DESCRIPTION OF THE TASK -
Copy out every record below with complete accuracy.

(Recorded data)
▬▬▬▬▬▬▬▬▬▬

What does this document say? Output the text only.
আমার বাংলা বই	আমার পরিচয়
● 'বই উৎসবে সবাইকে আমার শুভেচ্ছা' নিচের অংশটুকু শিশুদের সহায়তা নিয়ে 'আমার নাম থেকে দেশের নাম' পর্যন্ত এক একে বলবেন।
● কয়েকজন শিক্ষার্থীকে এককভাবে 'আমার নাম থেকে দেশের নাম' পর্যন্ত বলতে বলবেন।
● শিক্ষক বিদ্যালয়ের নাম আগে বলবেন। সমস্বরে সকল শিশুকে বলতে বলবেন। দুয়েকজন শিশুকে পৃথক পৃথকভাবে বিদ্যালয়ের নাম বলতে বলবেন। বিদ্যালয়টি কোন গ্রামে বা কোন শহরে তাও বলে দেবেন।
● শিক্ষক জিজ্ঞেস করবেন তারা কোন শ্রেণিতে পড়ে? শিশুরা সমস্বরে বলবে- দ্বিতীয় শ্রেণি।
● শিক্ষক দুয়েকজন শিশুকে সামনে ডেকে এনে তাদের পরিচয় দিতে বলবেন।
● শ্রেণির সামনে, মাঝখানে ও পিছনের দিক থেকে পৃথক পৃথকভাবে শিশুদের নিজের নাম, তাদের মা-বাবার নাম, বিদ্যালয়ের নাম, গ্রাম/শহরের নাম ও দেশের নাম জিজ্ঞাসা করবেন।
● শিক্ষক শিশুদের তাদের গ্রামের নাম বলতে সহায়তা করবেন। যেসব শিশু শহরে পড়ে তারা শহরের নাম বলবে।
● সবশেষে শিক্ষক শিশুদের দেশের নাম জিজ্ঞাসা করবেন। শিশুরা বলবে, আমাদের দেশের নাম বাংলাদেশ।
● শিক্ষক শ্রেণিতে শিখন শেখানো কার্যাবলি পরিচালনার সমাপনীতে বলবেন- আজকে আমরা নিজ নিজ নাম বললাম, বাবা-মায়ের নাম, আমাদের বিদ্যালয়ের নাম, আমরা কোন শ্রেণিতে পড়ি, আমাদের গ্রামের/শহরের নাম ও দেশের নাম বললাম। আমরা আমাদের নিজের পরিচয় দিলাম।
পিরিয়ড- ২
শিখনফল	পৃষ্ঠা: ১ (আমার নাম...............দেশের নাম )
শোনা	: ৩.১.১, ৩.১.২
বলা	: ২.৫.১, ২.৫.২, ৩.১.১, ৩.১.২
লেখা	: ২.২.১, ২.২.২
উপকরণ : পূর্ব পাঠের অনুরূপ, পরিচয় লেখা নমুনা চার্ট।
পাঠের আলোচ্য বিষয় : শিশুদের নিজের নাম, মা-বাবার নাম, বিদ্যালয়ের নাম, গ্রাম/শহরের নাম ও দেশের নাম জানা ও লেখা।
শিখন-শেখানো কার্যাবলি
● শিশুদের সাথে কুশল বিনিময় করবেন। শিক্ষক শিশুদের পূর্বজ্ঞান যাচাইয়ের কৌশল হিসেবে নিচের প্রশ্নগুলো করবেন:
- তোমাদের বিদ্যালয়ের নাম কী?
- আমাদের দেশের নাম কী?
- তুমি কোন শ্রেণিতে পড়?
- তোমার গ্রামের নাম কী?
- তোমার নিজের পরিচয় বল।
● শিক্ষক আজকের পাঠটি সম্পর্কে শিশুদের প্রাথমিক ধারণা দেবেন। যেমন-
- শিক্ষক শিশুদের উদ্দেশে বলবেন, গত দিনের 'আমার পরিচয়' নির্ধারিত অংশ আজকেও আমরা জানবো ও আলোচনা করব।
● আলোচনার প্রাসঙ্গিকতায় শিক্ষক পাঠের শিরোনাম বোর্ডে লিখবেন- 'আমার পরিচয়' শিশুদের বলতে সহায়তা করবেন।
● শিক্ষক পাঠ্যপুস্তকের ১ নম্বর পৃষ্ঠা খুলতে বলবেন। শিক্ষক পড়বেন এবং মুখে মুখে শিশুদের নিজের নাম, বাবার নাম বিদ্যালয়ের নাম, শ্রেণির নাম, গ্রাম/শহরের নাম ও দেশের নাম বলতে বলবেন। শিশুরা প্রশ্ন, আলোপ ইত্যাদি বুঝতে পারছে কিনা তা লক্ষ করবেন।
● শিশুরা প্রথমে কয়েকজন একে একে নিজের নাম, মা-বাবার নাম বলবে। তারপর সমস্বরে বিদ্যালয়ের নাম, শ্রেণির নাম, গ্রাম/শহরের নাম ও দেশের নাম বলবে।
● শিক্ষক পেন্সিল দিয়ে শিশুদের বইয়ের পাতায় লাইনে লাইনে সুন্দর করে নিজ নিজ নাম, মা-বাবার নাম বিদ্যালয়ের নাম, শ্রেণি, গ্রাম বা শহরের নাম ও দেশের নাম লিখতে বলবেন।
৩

▬▬▬▬▬▬▬▬▬▬

RESULT -
What does this document say? Output the text only.
আমার বাংলা বই	আমার পরিচয়
● 'বই উৎসবে সবাইকে আমার শুভেচ্ছা' নিচের অংশটুকু শিশুদের সহায়তা নিয়ে 'আমার নাম থেকে দেশের নাম' পর্যন্ত এক একে বলবেন।
● কয়েকজন শিক্ষার্থীকে এককভাবে 'আমার নাম থেকে দেশের নাম' পর্যন্ত বলতে বলবেন।
● শিক্ষক বিদ্যালয়ের নাম আগে বলবেন। সমস্বরে সকল শিশুকে বলতে বলবেন। দুয়েকজন শিশুকে পৃথক পৃথকভাবে বিদ্যালয়ের নাম বলতে বলবেন। বিদ্যালয়টি কোন গ্রামে বা কোন শহরে তাও বলে দেবেন।
● শিক্ষক জিজ্ঞেস করবেন তারা কোন শ্রেণিতে পড়ে? শিশুরা সমস্বরে বলবে- দ্বিতীয় শ্রেণি।
● শিক্ষক দুয়েকজন শিশুকে সামনে ডেকে এনে তাদের পরিচয় দিতে বলবেন।
● শ্রেণির সামনে, মাঝখানে ও পিছনের দিক থেকে পৃথক পৃথকভাবে শিশুদের নিজের নাম, তাদের মা-বাবার নাম, বিদ্যালয়ের নাম, গ্রাম/শহরের নাম ও দেশের নাম জিজ্ঞাসা করবেন।
● শিক্ষক শিশুদের তাদের গ্রামের নাম বলতে সহায়তা করবেন। যেসব শিশু শহরে পড়ে তারা শহরের নাম বলবে।
● সবশেষে শিক্ষক শিশুদের দেশের নাম জিজ্ঞাসা করবেন। শিশুরা বলবে, আমাদের দেশের নাম বাংলাদেশ।
● শিক্ষক শ্রেণিতে শিখন শেখানো কার্যাবলি পরিচালনার সমাপনীতে বলবেন- আজকে আমরা নিজ নিজ নাম বললাম, বাবা-মায়ের নাম, আমাদের বিদ্যালয়ের নাম, আমরা কোন শ্রেণিতে পড়ি, আমাদের গ্রামের/শহরের নাম ও দেশের নাম বললাম। আমরা আমাদের নিজের পরিচয় দিলাম।
পিরিয়ড- ২
শিখনফল	পৃষ্ঠা: ১ (আমার নাম...............দেশের নাম )
শোনা	: ৩.১.১, ৩.১.২
বলা	: ২.৫.১, ২.৫.২, ৩.১.১, ৩.১.২
লেখা	: ২.২.১, ২.২.২
উপকরণ : পূর্ব পাঠের অনুরূপ, পরিচয় লেখা নমুনা চার্ট।
পাঠের আলোচ্য বিষয় : শিশুদের নিজের নাম, মা-বাবার নাম, বিদ্যালয়ের নাম, গ্রাম/শহরের নাম ও দেশের নাম জানা ও লেখা।
শিখন-শেখানো কার্যাবলি
● শিশুদের সাথে কুশল বিনিময় করবেন। শিক্ষক শিশুদের পূর্বজ্ঞান যাচাইয়ের কৌশল হিসেবে নিচের প্রশ্নগুলো করবেন:
- তোমাদের বিদ্যালয়ের নাম কী?
- আমাদের দেশের নাম কী?
- তুমি কোন শ্রেণিতে পড়?
- তোমার গ্রামের নাম কী?
- তোমার নিজের পরিচয় বল।
● শিক্ষক আজকের পাঠটি সম্পর্কে শিশুদের প্রাথমিক ধারণা দেবেন। যেমন-
- শিক্ষক শিশুদের উদ্দেশে বলবেন, গত দিনের 'আমার পরিচয়' নির্ধারিত অংশ আজকেও আমরা জানবো ও আলোচনা করব।
● আলোচনার প্রাসঙ্গিকতায় শিক্ষক পাঠের শিরোনাম বোর্ডে লিখবেন- 'আমার পরিচয়' শিশুদের বলতে সহায়তা করবেন।
● শিক্ষক পাঠ্যপুস্তকের ১ নম্বর পৃষ্ঠা খুলতে বলবেন। শিক্ষক পড়বেন এবং মুখে মুখে শিশুদের নিজের নাম, বাবার নাম বিদ্যালয়ের নাম, শ্রেণির নাম, গ্রাম/শহরের নাম ও দেশের নাম বলতে বলবেন। শিশুরা প্রশ্ন, আলোপ ইত্যাদি বুঝতে পারছে কিনা তা লক্ষ করবেন।
● শিশুরা প্রথমে কয়েকজন একে একে নিজের নাম, মা-বাবার নাম বলবে। তারপর সমস্বরে বিদ্যালয়ের নাম, শ্রেণির নাম, গ্রাম/শহরের নাম ও দেশের নাম বলবে।
● শিক্ষক পেন্সিল দিয়ে শিশুদের বইয়ের পাতায় লাইনে লাইনে সুন্দর করে নিজ নিজ নাম, মা-বাবার নাম বিদ্যালয়ের নাম, শ্রেণি, গ্রাম বা শহরের নাম ও দেশের নাম লিখতে বলবেন।
৩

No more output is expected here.